Exercise description: Find the word "accent" in the records below. List each line containing it.
>> Begin Dataset
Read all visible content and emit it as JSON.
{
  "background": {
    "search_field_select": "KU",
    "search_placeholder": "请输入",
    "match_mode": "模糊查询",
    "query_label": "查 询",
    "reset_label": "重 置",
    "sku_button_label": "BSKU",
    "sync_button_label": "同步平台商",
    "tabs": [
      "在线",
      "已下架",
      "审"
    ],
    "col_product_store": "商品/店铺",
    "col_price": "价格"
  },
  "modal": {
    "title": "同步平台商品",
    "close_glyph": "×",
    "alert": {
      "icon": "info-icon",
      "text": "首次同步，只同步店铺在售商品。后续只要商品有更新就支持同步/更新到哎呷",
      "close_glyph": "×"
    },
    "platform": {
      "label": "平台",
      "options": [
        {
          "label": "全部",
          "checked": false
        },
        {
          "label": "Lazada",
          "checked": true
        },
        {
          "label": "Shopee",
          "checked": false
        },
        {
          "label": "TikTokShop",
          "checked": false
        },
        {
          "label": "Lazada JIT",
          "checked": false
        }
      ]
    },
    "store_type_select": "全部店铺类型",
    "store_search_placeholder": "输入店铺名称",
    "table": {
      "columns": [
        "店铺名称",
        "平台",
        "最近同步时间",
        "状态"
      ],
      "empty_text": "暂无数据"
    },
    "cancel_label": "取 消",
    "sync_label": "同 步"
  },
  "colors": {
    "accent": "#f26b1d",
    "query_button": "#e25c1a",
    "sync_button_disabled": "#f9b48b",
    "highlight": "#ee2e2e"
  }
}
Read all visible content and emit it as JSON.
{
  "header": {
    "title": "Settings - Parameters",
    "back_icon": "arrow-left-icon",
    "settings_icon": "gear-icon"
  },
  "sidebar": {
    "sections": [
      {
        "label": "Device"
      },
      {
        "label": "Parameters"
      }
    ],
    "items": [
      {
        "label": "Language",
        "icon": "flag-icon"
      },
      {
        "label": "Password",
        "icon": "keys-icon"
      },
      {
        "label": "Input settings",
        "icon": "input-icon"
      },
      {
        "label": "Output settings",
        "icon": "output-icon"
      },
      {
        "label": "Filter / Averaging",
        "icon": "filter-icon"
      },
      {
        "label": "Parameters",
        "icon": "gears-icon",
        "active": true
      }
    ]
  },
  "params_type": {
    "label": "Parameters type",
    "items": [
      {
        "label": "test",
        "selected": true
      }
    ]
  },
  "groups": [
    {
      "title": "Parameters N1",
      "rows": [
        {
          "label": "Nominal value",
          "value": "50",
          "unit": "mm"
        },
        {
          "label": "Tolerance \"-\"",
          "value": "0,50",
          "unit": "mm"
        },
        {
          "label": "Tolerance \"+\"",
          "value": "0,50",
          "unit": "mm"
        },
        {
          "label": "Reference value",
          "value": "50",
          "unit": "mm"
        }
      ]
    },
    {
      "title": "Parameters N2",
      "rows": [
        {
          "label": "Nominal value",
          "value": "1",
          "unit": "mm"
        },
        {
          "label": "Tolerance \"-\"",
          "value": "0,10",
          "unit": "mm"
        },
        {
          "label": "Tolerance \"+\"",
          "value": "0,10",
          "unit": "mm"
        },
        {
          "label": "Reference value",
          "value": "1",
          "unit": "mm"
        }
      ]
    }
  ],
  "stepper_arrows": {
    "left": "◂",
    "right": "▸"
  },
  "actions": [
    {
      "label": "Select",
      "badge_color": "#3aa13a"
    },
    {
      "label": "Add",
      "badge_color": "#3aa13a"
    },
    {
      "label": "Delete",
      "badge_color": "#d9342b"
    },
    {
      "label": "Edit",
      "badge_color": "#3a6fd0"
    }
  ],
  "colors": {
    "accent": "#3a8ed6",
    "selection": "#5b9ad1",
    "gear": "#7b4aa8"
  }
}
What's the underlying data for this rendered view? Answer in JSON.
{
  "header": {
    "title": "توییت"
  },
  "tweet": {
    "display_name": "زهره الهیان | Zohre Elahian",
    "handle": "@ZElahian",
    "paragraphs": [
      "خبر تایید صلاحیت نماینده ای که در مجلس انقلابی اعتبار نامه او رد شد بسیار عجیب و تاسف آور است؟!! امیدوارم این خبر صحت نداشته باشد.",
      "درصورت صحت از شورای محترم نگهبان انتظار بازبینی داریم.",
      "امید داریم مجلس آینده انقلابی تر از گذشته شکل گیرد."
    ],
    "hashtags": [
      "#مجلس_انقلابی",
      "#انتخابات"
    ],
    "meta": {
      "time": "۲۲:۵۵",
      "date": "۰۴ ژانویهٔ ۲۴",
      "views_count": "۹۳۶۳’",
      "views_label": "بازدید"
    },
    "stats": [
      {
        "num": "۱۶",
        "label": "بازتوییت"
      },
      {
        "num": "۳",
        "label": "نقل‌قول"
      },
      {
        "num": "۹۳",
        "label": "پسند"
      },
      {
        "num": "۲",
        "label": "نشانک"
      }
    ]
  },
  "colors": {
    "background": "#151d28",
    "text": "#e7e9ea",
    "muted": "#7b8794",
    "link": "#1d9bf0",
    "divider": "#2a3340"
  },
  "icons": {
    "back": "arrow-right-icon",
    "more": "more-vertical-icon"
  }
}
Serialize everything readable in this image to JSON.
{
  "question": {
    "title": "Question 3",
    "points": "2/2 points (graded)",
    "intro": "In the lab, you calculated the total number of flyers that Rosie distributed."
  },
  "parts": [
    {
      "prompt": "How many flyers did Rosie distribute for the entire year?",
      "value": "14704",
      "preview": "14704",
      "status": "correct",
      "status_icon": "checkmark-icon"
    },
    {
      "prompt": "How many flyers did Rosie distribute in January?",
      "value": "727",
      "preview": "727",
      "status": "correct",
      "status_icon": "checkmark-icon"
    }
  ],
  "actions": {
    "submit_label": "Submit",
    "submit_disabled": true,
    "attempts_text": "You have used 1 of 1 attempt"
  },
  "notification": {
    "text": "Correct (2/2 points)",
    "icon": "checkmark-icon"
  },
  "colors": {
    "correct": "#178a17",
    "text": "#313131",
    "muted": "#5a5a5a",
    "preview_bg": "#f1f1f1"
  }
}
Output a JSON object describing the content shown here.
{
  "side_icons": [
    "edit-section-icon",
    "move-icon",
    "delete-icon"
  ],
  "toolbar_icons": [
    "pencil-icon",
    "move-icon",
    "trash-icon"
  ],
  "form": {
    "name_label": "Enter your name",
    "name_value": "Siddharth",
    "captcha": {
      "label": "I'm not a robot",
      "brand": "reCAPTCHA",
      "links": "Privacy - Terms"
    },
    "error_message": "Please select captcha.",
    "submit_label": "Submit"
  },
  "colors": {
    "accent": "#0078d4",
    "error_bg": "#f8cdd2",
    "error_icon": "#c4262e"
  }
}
>> End Dataset
Full solution:
    "accent": "#f26b1d",
    "accent": "#3a8ed6",
    "accent": "#0078d4",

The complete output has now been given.